**EXERCISE BRIEF**
Edit the data below by replacing every "LogM" with "Log Mag" and leaving everything else unchanged. Omit the pictures from your answer.

Boxed element entries:
-- start --

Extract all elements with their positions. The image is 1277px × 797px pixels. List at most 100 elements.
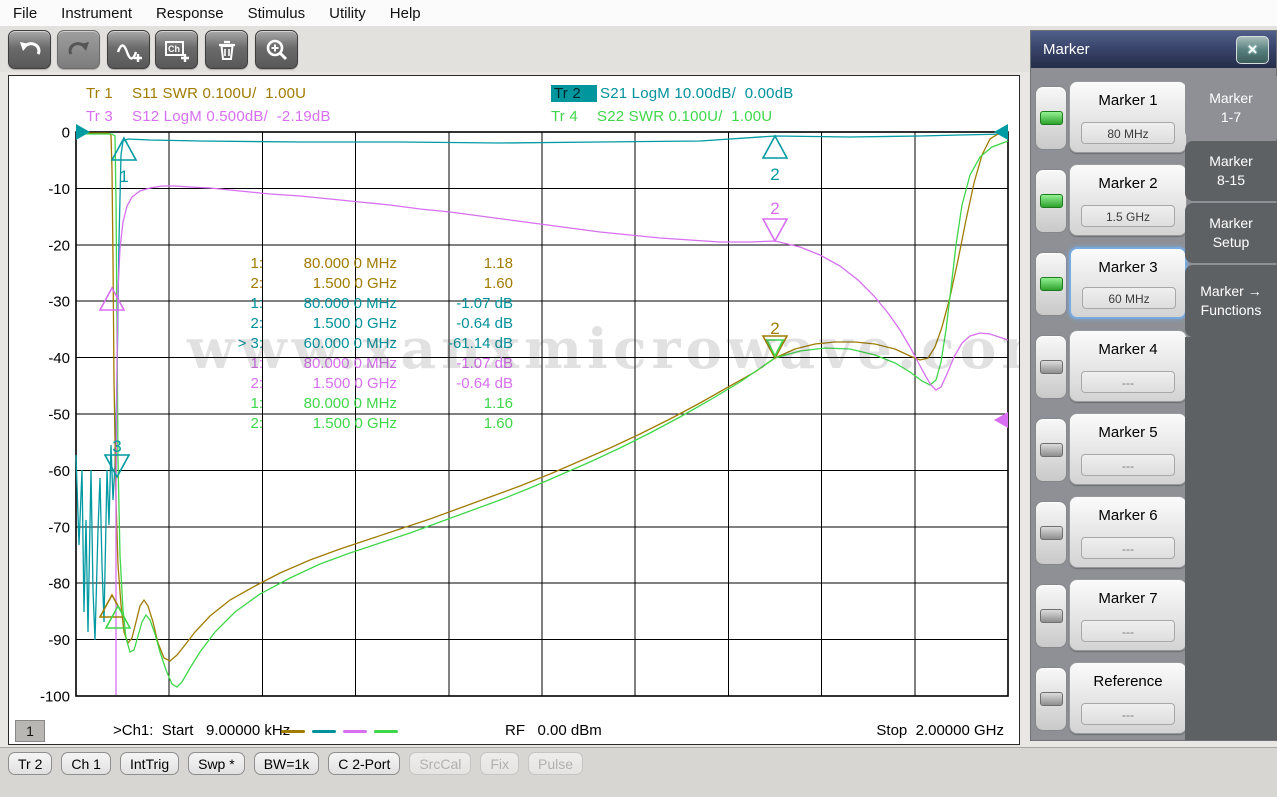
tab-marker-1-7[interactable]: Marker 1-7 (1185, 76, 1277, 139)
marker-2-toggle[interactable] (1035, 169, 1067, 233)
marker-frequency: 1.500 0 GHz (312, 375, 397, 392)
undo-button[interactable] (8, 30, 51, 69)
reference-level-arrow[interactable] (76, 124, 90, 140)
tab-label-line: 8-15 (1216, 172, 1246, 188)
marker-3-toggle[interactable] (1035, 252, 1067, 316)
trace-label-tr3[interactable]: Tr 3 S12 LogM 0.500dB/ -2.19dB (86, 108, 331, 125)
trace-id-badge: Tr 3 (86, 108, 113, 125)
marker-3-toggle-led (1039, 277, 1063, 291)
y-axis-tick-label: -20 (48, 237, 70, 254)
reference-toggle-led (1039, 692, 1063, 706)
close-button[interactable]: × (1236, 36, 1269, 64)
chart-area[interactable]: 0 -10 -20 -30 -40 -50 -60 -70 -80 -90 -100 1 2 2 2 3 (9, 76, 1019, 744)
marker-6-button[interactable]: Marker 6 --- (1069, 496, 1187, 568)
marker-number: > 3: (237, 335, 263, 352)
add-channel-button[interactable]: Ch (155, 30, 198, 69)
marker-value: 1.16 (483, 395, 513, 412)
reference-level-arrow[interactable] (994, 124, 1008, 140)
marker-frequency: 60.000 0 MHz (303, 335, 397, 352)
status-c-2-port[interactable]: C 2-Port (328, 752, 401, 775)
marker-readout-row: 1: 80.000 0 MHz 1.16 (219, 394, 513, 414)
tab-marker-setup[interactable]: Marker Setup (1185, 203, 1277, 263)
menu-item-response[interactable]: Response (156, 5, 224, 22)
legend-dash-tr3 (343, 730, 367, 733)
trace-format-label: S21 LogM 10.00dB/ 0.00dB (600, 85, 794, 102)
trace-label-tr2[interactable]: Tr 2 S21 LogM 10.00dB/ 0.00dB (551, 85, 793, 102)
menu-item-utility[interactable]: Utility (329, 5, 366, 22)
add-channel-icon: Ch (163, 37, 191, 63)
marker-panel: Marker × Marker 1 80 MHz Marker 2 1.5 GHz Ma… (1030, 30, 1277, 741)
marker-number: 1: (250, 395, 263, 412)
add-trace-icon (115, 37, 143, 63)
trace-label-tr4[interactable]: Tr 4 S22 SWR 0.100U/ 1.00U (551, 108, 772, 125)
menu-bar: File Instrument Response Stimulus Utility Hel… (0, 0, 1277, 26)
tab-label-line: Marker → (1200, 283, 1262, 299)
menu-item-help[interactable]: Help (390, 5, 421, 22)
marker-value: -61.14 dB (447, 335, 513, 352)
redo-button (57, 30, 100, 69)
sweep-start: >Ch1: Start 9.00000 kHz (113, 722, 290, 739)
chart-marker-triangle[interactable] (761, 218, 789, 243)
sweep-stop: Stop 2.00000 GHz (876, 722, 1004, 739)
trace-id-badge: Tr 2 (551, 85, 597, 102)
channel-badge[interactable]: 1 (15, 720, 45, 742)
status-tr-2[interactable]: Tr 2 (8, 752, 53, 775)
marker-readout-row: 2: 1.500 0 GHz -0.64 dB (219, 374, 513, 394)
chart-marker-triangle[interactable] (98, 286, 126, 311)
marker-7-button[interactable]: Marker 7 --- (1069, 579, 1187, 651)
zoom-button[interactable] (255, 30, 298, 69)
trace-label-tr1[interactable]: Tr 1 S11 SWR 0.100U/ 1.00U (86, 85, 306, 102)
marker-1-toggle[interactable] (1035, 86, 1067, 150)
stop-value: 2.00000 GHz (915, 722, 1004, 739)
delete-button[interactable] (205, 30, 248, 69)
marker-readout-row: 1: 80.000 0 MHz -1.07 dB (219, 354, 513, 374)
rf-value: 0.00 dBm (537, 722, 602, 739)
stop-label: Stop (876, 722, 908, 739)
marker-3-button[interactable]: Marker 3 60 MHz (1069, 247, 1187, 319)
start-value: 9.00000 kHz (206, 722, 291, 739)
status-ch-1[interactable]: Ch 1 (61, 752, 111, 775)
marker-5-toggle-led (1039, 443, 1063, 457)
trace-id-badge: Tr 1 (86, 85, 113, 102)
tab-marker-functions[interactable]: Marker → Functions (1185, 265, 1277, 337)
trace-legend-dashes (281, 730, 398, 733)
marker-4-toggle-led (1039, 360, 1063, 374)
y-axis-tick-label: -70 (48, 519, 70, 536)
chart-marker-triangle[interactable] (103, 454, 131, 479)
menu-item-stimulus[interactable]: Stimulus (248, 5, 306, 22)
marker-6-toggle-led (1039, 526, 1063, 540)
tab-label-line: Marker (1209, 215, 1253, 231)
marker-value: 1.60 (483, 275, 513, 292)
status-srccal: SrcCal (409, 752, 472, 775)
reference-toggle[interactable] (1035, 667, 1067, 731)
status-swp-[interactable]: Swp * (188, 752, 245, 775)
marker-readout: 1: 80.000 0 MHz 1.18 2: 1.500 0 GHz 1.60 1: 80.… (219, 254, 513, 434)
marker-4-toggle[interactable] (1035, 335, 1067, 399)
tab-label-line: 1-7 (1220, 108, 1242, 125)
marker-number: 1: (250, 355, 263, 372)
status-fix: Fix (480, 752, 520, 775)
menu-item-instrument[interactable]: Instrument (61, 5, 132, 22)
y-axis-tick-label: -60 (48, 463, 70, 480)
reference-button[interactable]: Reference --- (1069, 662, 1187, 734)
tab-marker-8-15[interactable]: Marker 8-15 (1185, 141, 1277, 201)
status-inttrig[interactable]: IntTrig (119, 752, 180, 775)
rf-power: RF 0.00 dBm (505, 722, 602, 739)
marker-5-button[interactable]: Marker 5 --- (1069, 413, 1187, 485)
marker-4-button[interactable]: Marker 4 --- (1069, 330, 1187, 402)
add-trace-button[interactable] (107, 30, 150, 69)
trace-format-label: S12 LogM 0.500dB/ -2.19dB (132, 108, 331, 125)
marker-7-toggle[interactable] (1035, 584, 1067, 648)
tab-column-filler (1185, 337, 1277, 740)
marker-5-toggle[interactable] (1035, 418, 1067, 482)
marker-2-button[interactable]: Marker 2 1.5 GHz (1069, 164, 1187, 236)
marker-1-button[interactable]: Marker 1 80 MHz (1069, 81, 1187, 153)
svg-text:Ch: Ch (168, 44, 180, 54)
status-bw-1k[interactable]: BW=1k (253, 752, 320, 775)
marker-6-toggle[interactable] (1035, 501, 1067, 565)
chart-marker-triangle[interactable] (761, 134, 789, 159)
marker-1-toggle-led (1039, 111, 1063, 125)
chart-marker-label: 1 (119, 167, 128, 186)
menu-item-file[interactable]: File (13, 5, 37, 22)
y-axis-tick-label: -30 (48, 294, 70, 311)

-- end --

**REPLY TO THE EXERCISE**
Extract all elements with their positions. The image is 1277px × 797px pixels. List at most 100 elements.
tab-marker-1-7[interactable]: Marker 1-7 (1185, 76, 1277, 139)
marker-2-toggle[interactable] (1035, 169, 1067, 233)
marker-frequency: 1.500 0 GHz (312, 375, 397, 392)
undo-button[interactable] (8, 30, 51, 69)
reference-level-arrow[interactable] (76, 124, 90, 140)
tab-label-line: 8-15 (1216, 172, 1246, 188)
marker-3-toggle[interactable] (1035, 252, 1067, 316)
trace-label-tr3[interactable]: Tr 3 S12 Log Mag 0.500dB/ -2.19dB (86, 108, 331, 125)
trace-id-badge: Tr 3 (86, 108, 113, 125)
marker-3-toggle-led (1039, 277, 1063, 291)
y-axis-tick-label: -20 (48, 237, 70, 254)
reference-toggle-led (1039, 692, 1063, 706)
close-button[interactable]: × (1236, 36, 1269, 64)
chart-area[interactable]: 0 -10 -20 -30 -40 -50 -60 -70 -80 -90 -100 1 2 2 2 3 (9, 76, 1019, 744)
marker-6-button[interactable]: Marker 6 --- (1069, 496, 1187, 568)
marker-number: > 3: (237, 335, 263, 352)
add-channel-button[interactable]: Ch (155, 30, 198, 69)
marker-value: 1.16 (483, 395, 513, 412)
reference-level-arrow[interactable] (994, 124, 1008, 140)
marker-frequency: 60.000 0 MHz (303, 335, 397, 352)
status-c-2-port[interactable]: C 2-Port (328, 752, 401, 775)
marker-readout-row: 1: 80.000 0 MHz 1.16 (219, 394, 513, 414)
tab-marker-setup[interactable]: Marker Setup (1185, 203, 1277, 263)
menu-item-response[interactable]: Response (156, 5, 224, 22)
legend-dash-tr3 (343, 730, 367, 733)
trace-format-label: S21 Log Mag 10.00dB/ 0.00dB (600, 85, 794, 102)
trace-label-tr2[interactable]: Tr 2 S21 Log Mag 10.00dB/ 0.00dB (551, 85, 793, 102)
menu-item-utility[interactable]: Utility (329, 5, 366, 22)
add-channel-icon: Ch (163, 37, 191, 63)
marker-panel: Marker × Marker 1 80 MHz Marker 2 1.5 GHz Ma… (1030, 30, 1277, 741)
marker-number: 1: (250, 395, 263, 412)
add-trace-icon (115, 37, 143, 63)
trace-label-tr4[interactable]: Tr 4 S22 SWR 0.100U/ 1.00U (551, 108, 772, 125)
menu-bar: File Instrument Response Stimulus Utility Hel… (0, 0, 1277, 26)
tab-label-line: Marker → (1200, 283, 1262, 299)
menu-item-help[interactable]: Help (390, 5, 421, 22)
marker-value: -61.14 dB (447, 335, 513, 352)
redo-button (57, 30, 100, 69)
sweep-start: >Ch1: Start 9.00000 kHz (113, 722, 290, 739)
chart-marker-triangle[interactable] (761, 218, 789, 243)
sweep-stop: Stop 2.00000 GHz (876, 722, 1004, 739)
trace-id-badge: Tr 2 (551, 85, 597, 102)
channel-badge[interactable]: 1 (15, 720, 45, 742)
status-tr-2[interactable]: Tr 2 (8, 752, 53, 775)
marker-readout-row: 2: 1.500 0 GHz -0.64 dB (219, 374, 513, 394)
chart-marker-triangle[interactable] (98, 286, 126, 311)
marker-7-button[interactable]: Marker 7 --- (1069, 579, 1187, 651)
zoom-button[interactable] (255, 30, 298, 69)
trace-label-tr1[interactable]: Tr 1 S11 SWR 0.100U/ 1.00U (86, 85, 306, 102)
marker-1-toggle[interactable] (1035, 86, 1067, 150)
stop-value: 2.00000 GHz (915, 722, 1004, 739)
delete-button[interactable] (205, 30, 248, 69)
marker-readout-row: 1: 80.000 0 MHz -1.07 dB (219, 354, 513, 374)
rf-value: 0.00 dBm (537, 722, 602, 739)
stop-label: Stop (876, 722, 908, 739)
marker-3-button[interactable]: Marker 3 60 MHz (1069, 247, 1187, 319)
start-value: 9.00000 kHz (206, 722, 291, 739)
status-ch-1[interactable]: Ch 1 (61, 752, 111, 775)
marker-5-toggle-led (1039, 443, 1063, 457)
trace-id-badge: Tr 1 (86, 85, 113, 102)
tab-marker-functions[interactable]: Marker → Functions (1185, 265, 1277, 337)
trace-legend-dashes (281, 730, 398, 733)
marker-4-toggle-led (1039, 360, 1063, 374)
y-axis-tick-label: -70 (48, 519, 70, 536)
chart-marker-triangle[interactable] (103, 454, 131, 479)
menu-item-stimulus[interactable]: Stimulus (248, 5, 306, 22)
marker-6-toggle-led (1039, 526, 1063, 540)
tab-label-line: Marker (1209, 215, 1253, 231)
marker-value: 1.60 (483, 275, 513, 292)
status-srccal: SrcCal (409, 752, 472, 775)
reference-toggle[interactable] (1035, 667, 1067, 731)
status-swp-[interactable]: Swp * (188, 752, 245, 775)
marker-readout: 1: 80.000 0 MHz 1.18 2: 1.500 0 GHz 1.60 1: 80.… (219, 254, 513, 434)
marker-4-toggle[interactable] (1035, 335, 1067, 399)
tab-label-line: 1-7 (1220, 108, 1242, 125)
marker-number: 1: (250, 355, 263, 372)
status-fix: Fix (480, 752, 520, 775)
menu-item-instrument[interactable]: Instrument (61, 5, 132, 22)
y-axis-tick-label: -60 (48, 463, 70, 480)
reference-button[interactable]: Reference --- (1069, 662, 1187, 734)
tab-marker-8-15[interactable]: Marker 8-15 (1185, 141, 1277, 201)
status-inttrig[interactable]: IntTrig (119, 752, 180, 775)
rf-power: RF 0.00 dBm (505, 722, 602, 739)
marker-5-button[interactable]: Marker 5 --- (1069, 413, 1187, 485)
marker-4-button[interactable]: Marker 4 --- (1069, 330, 1187, 402)
add-trace-button[interactable] (107, 30, 150, 69)
trace-format-label: S12 Log Mag 0.500dB/ -2.19dB (132, 108, 331, 125)
marker-7-toggle[interactable] (1035, 584, 1067, 648)
tab-column-filler (1185, 337, 1277, 740)
marker-5-toggle[interactable] (1035, 418, 1067, 482)
marker-2-button[interactable]: Marker 2 1.5 GHz (1069, 164, 1187, 236)
marker-1-button[interactable]: Marker 1 80 MHz (1069, 81, 1187, 153)
svg-text:Ch: Ch (168, 44, 180, 54)
status-bw-1k[interactable]: BW=1k (253, 752, 320, 775)
marker-6-toggle[interactable] (1035, 501, 1067, 565)
chart-marker-triangle[interactable] (761, 134, 789, 159)
marker-1-toggle-led (1039, 111, 1063, 125)
chart-marker-label: 1 (119, 167, 128, 186)
menu-item-file[interactable]: File (13, 5, 37, 22)
y-axis-tick-label: -30 (48, 294, 70, 311)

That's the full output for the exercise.